### [What to do]
Going through the data below, please show each line containing the string "fathers".
BEGIN
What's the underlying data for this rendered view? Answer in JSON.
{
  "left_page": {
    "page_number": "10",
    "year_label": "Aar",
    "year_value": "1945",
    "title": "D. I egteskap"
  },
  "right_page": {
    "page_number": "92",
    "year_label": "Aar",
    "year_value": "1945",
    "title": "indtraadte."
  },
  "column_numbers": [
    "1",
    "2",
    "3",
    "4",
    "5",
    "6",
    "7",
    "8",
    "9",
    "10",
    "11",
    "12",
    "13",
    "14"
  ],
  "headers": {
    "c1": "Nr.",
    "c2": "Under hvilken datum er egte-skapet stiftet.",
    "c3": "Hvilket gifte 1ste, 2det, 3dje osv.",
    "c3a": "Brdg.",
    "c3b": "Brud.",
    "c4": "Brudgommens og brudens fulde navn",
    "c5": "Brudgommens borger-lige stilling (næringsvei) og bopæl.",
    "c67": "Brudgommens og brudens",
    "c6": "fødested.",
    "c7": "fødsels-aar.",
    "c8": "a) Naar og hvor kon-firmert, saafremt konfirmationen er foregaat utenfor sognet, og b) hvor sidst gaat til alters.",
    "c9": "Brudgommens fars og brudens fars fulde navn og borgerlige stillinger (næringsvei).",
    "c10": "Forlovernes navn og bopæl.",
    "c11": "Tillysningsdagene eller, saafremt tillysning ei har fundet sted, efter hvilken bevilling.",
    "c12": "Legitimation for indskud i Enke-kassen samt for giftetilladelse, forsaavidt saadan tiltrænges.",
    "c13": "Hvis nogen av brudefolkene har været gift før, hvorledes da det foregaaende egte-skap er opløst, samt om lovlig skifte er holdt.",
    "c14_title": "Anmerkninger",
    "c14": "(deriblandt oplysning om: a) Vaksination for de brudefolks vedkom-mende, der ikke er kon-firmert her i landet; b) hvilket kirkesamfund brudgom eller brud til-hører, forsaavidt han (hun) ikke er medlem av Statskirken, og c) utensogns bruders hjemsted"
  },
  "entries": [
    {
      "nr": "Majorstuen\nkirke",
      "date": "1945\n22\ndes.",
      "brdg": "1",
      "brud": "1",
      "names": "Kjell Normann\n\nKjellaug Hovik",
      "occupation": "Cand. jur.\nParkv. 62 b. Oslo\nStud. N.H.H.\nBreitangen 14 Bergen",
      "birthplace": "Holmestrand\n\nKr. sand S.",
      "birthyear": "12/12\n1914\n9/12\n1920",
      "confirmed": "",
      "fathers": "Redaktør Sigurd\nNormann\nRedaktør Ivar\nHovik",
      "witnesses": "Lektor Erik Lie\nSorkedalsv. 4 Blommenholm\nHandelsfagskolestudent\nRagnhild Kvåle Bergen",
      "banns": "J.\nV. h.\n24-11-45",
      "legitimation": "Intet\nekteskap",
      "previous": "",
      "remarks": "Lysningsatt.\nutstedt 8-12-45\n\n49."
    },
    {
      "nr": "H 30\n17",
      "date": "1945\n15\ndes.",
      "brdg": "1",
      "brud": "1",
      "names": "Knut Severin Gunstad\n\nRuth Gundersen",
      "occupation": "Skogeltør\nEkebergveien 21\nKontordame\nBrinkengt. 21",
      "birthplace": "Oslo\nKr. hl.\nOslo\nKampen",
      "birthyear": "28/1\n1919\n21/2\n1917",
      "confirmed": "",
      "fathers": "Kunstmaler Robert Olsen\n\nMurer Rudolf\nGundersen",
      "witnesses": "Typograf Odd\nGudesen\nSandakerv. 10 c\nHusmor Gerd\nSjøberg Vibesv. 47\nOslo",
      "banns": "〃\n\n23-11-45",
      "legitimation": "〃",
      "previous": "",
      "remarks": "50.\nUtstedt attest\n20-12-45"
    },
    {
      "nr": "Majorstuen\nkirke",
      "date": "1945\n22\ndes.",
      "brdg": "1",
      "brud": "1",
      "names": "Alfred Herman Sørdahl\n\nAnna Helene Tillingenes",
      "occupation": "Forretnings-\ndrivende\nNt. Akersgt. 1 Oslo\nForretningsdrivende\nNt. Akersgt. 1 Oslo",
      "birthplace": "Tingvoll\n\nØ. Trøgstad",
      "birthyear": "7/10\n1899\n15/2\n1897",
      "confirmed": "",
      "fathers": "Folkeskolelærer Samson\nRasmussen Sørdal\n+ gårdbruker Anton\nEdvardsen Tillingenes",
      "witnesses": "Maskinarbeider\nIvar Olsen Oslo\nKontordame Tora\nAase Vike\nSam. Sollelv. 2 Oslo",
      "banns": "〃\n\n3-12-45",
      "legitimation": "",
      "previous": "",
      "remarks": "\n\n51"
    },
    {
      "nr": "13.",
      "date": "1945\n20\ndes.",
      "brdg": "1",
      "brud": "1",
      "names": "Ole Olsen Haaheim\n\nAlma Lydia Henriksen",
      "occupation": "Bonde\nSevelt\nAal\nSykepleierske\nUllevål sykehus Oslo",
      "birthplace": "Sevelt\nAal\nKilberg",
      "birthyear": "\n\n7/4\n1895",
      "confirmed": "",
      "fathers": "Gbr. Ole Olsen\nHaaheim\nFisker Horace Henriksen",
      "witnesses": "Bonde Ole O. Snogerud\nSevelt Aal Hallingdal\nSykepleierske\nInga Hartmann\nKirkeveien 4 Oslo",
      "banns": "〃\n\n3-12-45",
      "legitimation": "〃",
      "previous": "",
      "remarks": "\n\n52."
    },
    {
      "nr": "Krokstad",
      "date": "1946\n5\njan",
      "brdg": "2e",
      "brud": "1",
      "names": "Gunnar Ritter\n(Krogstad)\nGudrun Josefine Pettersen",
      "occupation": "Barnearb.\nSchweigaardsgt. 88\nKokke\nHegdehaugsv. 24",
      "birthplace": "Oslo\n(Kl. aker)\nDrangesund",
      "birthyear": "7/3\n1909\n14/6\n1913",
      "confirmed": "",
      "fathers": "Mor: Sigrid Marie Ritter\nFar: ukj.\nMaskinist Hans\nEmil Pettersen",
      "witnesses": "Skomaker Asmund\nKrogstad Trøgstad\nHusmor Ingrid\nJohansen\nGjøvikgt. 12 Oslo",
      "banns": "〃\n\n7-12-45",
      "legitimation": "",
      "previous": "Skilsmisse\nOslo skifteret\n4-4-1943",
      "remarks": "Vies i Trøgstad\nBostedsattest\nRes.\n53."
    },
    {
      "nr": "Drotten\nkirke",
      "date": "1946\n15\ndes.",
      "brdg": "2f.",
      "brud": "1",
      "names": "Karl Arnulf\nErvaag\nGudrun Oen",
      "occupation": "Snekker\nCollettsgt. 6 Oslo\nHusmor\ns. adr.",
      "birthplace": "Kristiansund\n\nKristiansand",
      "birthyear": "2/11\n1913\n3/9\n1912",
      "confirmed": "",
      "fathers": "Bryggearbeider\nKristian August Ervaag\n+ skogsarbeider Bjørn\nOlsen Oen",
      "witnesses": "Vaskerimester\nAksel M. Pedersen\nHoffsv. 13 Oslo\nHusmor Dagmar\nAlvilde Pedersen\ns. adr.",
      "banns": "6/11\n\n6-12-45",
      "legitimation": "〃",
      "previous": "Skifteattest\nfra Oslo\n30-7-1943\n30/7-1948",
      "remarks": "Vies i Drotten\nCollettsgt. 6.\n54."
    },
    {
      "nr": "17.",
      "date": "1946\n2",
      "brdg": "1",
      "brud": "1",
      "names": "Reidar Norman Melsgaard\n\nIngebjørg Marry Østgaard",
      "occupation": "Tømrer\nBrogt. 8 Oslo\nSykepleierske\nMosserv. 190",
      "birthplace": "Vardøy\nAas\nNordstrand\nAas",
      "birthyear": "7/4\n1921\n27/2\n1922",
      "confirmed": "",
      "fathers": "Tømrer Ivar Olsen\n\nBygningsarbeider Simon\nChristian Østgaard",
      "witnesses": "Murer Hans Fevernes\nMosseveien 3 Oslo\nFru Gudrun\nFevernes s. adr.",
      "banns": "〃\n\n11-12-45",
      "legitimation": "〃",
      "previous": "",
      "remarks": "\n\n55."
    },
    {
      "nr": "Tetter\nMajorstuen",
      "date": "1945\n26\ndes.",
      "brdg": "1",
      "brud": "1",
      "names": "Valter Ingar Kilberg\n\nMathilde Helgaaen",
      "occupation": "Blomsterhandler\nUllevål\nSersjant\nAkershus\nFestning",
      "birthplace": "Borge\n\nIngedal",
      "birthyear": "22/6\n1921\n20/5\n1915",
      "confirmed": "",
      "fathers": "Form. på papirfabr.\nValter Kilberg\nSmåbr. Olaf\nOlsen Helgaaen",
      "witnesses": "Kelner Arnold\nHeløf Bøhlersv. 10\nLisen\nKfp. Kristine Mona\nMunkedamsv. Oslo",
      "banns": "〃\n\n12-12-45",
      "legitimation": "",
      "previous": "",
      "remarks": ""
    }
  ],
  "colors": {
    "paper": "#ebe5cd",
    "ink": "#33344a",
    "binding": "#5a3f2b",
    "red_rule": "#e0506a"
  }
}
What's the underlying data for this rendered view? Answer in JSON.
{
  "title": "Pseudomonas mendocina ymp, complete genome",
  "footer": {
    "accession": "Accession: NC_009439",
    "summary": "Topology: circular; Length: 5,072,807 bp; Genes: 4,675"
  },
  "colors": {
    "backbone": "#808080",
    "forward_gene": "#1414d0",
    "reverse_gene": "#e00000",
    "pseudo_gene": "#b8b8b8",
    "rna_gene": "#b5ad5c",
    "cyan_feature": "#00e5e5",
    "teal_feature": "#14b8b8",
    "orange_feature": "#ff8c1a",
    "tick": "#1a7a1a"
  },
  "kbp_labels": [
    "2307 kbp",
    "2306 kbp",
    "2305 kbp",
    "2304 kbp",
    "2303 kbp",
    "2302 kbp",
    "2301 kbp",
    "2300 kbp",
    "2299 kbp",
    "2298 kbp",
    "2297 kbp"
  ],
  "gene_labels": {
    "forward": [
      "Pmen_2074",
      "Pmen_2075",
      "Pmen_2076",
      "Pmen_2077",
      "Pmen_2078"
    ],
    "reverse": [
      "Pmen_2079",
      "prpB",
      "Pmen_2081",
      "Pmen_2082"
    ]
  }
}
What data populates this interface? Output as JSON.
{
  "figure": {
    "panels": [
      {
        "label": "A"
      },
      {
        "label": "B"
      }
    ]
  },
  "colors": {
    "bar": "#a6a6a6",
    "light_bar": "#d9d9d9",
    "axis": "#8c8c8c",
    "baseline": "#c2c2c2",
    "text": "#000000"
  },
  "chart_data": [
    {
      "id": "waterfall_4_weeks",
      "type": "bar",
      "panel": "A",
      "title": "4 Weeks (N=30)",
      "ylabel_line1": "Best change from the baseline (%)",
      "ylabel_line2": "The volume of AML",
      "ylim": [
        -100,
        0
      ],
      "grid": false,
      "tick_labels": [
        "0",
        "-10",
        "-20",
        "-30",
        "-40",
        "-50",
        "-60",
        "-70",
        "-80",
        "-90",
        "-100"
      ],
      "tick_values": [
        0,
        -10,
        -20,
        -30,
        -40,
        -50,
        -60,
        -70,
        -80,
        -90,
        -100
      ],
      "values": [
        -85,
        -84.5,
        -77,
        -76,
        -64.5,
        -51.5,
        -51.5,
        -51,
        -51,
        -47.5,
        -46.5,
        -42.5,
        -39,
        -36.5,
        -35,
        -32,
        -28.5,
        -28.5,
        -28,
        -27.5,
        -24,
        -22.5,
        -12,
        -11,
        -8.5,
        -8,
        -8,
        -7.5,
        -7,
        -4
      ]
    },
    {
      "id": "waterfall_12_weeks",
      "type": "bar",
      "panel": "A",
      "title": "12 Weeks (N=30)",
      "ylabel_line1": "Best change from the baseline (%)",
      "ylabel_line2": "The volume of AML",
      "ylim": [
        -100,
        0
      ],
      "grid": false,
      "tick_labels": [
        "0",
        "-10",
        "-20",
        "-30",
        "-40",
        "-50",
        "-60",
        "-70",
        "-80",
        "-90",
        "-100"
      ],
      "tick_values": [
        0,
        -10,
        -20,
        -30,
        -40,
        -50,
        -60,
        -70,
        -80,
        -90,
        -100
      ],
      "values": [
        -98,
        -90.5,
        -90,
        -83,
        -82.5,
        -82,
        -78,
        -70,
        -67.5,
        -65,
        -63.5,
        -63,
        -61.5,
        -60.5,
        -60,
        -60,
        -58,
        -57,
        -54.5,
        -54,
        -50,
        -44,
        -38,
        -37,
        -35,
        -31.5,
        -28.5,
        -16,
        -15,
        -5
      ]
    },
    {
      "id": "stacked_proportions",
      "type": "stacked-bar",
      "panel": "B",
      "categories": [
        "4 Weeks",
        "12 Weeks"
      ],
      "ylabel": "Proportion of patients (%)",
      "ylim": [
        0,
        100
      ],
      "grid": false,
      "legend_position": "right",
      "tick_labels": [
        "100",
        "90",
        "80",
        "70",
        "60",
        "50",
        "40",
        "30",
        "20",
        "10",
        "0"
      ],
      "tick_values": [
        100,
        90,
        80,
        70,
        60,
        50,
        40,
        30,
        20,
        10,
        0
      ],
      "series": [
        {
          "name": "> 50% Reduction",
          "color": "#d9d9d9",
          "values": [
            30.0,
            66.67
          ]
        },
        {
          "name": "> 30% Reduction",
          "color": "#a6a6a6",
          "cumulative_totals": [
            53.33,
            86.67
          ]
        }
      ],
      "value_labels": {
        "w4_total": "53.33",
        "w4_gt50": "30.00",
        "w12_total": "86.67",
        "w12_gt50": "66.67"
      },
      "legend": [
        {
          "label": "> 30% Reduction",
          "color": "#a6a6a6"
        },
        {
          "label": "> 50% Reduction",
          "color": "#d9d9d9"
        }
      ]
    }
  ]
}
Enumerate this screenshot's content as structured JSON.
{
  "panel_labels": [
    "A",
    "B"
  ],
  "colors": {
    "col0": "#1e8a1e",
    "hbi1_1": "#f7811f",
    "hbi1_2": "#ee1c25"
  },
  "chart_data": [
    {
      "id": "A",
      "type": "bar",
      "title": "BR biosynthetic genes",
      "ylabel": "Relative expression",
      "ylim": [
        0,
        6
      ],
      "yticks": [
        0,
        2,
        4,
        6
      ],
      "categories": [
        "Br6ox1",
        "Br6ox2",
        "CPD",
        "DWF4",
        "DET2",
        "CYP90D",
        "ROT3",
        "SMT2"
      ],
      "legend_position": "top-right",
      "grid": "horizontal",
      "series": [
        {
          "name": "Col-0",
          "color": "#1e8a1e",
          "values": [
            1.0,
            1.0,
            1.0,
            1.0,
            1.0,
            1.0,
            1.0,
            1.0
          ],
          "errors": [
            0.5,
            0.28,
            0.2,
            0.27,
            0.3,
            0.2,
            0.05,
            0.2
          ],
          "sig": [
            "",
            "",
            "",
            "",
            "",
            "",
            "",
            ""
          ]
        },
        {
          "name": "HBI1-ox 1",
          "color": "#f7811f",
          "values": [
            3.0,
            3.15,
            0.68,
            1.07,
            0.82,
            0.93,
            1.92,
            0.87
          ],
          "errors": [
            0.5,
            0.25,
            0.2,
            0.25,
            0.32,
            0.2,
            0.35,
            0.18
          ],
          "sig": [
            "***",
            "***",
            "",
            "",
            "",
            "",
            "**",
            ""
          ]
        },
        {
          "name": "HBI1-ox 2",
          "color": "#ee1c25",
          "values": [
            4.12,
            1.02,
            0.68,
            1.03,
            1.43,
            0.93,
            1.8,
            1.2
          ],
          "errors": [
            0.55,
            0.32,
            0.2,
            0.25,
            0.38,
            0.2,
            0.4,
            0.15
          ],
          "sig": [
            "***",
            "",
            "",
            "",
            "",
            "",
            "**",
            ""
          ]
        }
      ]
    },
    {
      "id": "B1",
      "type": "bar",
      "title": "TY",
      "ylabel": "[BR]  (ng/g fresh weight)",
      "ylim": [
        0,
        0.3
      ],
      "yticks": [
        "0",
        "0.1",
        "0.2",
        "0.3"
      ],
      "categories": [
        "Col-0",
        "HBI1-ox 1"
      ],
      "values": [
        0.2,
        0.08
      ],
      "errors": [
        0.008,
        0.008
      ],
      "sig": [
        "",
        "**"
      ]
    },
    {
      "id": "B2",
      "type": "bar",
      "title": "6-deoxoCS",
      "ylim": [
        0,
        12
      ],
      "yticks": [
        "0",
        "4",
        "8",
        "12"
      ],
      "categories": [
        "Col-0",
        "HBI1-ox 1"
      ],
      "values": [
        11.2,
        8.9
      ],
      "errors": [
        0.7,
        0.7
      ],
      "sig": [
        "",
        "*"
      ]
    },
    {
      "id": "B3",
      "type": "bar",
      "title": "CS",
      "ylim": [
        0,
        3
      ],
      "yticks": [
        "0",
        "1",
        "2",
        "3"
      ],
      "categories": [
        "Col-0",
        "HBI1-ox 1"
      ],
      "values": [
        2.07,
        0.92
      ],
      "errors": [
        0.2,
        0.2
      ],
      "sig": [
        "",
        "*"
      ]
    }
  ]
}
END
### [Response area]
      "fathers": "Redaktør Sigurd\nNormann\nRedaktør Ivar\nHovik",
      "fathers": "Kunstmaler Robert Olsen\n\nMurer Rudolf\nGundersen",
      "fathers": "Folkeskolelærer Samson\nRasmussen Sørdal\n+ gårdbruker Anton\nEdvardsen Tillingenes",
      "fathers": "Gbr. Ole Olsen\nHaaheim\nFisker Horace Henriksen",
      "fathers": "Mor: Sigrid Marie Ritter\nFar: ukj.\nMaskinist Hans\nEmil Pettersen",
      "fathers": "Bryggearbeider\nKristian August Ervaag\n+ skogsarbeider Bjørn\nOlsen Oen",
      "fathers": "Tømrer Ivar Olsen\n\nBygningsarbeider Simon\nChristian Østgaard",
      "fathers": "Form. på papirfabr.\nValter Kilberg\nSmåbr. Olaf\nOlsen Helgaaen",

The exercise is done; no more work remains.